= Requirements =
Begin with the line that contains "Convert this screenshot" and transcribe each line after it, up to and including the last line of the listing below.

--- begin ---

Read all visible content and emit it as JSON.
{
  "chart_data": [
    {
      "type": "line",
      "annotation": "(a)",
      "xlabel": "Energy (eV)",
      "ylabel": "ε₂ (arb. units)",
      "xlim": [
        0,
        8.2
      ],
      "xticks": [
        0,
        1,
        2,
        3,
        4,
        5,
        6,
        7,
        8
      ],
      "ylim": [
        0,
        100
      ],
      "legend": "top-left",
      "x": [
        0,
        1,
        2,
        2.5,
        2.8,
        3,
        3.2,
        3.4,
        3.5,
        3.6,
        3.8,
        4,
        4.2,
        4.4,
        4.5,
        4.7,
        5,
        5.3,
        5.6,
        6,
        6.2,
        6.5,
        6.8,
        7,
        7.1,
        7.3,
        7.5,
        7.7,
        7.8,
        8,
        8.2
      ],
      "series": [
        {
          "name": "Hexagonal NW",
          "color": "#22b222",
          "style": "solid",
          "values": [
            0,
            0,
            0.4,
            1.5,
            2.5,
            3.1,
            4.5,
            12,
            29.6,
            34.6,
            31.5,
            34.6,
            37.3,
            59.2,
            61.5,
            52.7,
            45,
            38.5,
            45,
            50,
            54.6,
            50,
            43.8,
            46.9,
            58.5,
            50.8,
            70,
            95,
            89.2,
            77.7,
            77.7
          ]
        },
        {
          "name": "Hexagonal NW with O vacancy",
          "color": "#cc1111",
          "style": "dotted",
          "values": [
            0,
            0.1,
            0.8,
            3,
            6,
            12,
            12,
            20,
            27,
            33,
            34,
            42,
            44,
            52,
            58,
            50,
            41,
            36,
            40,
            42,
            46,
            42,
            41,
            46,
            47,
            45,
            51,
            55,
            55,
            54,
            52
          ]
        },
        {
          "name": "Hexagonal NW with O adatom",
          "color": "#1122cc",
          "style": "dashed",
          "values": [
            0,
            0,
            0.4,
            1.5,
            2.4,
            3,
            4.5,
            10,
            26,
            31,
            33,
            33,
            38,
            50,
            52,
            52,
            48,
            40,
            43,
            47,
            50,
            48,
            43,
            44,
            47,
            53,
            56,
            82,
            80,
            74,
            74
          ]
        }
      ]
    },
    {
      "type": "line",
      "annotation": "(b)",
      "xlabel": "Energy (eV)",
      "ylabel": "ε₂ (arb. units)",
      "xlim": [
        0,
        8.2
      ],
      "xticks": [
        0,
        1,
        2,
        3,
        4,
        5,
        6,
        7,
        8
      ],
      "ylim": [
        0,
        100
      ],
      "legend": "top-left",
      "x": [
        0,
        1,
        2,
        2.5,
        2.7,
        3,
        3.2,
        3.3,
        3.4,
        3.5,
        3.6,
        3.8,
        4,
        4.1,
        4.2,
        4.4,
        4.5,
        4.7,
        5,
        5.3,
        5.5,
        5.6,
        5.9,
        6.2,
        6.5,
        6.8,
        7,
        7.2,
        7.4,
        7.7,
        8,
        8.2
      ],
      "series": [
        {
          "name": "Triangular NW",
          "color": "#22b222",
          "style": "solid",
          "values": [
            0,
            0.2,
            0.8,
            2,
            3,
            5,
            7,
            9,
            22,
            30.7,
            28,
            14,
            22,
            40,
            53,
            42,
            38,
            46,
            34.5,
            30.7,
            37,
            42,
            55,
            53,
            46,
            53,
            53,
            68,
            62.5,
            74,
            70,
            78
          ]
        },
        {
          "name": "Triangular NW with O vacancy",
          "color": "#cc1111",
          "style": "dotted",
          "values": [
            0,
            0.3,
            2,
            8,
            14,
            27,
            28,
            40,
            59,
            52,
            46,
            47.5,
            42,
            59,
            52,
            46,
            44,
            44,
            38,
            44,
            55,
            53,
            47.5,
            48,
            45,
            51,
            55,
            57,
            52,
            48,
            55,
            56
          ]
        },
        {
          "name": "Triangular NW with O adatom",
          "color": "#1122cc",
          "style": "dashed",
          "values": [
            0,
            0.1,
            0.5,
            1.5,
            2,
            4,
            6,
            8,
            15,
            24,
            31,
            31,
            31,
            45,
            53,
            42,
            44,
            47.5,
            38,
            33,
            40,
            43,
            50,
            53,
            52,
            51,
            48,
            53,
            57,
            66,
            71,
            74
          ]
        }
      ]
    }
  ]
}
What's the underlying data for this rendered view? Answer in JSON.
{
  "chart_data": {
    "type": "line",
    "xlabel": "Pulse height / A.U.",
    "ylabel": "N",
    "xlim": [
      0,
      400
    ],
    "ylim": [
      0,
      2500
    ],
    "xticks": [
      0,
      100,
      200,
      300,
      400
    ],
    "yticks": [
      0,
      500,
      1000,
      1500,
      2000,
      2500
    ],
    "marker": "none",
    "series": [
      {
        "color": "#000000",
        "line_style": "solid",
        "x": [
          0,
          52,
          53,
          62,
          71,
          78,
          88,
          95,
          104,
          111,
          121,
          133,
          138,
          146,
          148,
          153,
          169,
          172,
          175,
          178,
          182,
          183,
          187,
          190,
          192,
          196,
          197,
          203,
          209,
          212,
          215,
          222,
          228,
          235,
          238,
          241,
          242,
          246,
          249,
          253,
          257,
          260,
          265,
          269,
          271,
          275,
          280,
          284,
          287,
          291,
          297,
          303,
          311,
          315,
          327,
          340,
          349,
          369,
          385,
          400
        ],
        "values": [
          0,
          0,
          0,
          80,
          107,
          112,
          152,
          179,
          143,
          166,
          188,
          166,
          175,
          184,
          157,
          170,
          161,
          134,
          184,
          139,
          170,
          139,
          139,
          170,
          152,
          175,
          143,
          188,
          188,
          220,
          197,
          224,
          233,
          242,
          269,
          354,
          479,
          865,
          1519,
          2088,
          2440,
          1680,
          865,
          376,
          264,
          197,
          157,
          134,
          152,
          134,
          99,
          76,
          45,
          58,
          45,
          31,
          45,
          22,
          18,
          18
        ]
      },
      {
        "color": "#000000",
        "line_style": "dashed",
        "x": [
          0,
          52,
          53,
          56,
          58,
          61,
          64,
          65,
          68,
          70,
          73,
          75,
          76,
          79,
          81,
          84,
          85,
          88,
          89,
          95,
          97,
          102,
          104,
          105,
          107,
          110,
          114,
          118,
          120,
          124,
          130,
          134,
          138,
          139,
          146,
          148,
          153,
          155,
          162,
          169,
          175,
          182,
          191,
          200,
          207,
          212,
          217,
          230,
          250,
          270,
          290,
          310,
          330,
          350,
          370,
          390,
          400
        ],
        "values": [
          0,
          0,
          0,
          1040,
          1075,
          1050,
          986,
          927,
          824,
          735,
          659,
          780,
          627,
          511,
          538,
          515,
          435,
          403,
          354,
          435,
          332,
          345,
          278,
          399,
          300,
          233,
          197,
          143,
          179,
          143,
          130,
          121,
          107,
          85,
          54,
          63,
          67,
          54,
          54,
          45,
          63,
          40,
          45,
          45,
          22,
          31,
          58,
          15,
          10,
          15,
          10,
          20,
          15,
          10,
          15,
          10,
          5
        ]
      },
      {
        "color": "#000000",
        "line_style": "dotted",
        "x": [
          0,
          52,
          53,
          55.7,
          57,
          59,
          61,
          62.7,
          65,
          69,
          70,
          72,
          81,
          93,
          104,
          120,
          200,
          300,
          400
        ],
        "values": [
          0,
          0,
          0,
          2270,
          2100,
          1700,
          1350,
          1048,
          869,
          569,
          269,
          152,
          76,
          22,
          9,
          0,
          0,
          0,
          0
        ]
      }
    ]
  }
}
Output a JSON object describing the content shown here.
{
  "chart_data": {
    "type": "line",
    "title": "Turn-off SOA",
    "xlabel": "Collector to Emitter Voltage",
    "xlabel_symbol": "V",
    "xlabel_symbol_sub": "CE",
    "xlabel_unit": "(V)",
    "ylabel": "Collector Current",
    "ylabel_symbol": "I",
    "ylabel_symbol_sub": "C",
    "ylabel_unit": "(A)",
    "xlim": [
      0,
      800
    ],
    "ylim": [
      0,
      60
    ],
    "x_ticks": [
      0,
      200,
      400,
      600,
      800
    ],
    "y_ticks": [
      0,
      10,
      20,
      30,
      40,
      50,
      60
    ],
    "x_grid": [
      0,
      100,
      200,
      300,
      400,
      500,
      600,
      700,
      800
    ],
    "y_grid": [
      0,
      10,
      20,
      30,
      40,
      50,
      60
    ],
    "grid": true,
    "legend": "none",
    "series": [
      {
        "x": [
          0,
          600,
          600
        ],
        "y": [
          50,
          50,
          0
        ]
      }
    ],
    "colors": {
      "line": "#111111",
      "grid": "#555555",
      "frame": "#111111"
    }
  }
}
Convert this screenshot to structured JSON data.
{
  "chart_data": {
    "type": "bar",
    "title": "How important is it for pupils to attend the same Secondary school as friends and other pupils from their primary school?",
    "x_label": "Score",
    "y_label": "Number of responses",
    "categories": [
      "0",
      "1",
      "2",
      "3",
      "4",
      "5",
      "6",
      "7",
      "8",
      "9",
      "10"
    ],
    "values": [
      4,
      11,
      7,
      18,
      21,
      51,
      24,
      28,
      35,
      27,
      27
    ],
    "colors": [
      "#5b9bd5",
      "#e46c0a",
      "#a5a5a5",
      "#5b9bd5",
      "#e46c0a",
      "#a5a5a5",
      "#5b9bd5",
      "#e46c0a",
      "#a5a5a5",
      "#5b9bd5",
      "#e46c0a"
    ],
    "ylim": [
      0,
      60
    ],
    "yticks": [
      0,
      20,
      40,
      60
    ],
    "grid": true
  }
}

--- end ---

= Task output =
Convert this screenshot to structured JSON data.
{
  "chart_data": {
    "type": "bar",
    "title": "How important is it for pupils to attend the same Secondary school as friends and other pupils from their primary school?",
    "x_label": "Score",
    "y_label": "Number of responses",
    "categories": [
      "0",
      "1",
      "2",
      "3",
      "4",
      "5",
      "6",
      "7",
      "8",
      "9",
      "10"
    ],
    "values": [
      4,
      11,
      7,
      18,
      21,
      51,
      24,
      28,
      35,
      27,
      27
    ],
    "colors": [
      "#5b9bd5",
      "#e46c0a",
      "#a5a5a5",
      "#5b9bd5",
      "#e46c0a",
      "#a5a5a5",
      "#5b9bd5",
      "#e46c0a",
      "#a5a5a5",
      "#5b9bd5",
      "#e46c0a"
    ],
    "ylim": [
      0,
      60
    ],
    "yticks": [
      0,
      20,
      40,
      60
    ],
    "grid": true
  }
}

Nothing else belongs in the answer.